Quote the listing below in its entirety.

--- Start of RECORD EXCERPTS ---

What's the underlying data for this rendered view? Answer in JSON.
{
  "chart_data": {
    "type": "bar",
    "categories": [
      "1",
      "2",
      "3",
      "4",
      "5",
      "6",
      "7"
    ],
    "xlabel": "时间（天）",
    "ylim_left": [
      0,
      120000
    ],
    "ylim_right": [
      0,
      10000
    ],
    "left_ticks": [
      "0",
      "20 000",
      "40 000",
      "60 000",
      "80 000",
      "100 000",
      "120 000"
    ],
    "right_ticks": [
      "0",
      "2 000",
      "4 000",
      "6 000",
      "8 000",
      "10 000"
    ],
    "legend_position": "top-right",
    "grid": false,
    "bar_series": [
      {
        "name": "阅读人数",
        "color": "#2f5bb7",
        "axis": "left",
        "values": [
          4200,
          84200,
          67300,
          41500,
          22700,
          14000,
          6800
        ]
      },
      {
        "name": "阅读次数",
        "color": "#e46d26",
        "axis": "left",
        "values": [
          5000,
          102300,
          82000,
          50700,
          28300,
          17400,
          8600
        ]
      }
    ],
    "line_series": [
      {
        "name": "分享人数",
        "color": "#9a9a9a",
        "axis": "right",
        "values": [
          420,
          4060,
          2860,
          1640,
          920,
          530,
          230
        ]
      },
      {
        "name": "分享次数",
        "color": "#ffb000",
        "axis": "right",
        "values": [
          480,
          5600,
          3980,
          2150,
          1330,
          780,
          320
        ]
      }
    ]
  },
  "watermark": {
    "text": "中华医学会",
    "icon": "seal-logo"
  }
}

--- End of RECORD EXCERPTS ---

* **IN RESPONSE**
What's the underlying data for this rendered view? Answer in JSON.
{
  "chart_data": {
    "type": "bar",
    "categories": [
      "1",
      "2",
      "3",
      "4",
      "5",
      "6",
      "7"
    ],
    "xlabel": "时间（天）",
    "ylim_left": [
      0,
      120000
    ],
    "ylim_right": [
      0,
      10000
    ],
    "left_ticks": [
      "0",
      "20 000",
      "40 000",
      "60 000",
      "80 000",
      "100 000",
      "120 000"
    ],
    "right_ticks": [
      "0",
      "2 000",
      "4 000",
      "6 000",
      "8 000",
      "10 000"
    ],
    "legend_position": "top-right",
    "grid": false,
    "bar_series": [
      {
        "name": "阅读人数",
        "color": "#2f5bb7",
        "axis": "left",
        "values": [
          4200,
          84200,
          67300,
          41500,
          22700,
          14000,
          6800
        ]
      },
      {
        "name": "阅读次数",
        "color": "#e46d26",
        "axis": "left",
        "values": [
          5000,
          102300,
          82000,
          50700,
          28300,
          17400,
          8600
        ]
      }
    ],
    "line_series": [
      {
        "name": "分享人数",
        "color": "#9a9a9a",
        "axis": "right",
        "values": [
          420,
          4060,
          2860,
          1640,
          920,
          530,
          230
        ]
      },
      {
        "name": "分享次数",
        "color": "#ffb000",
        "axis": "right",
        "values": [
          480,
          5600,
          3980,
          2150,
          1330,
          780,
          320
        ]
      }
    ]
  },
  "watermark": {
    "text": "中华医学会",
    "icon": "seal-logo"
  }
}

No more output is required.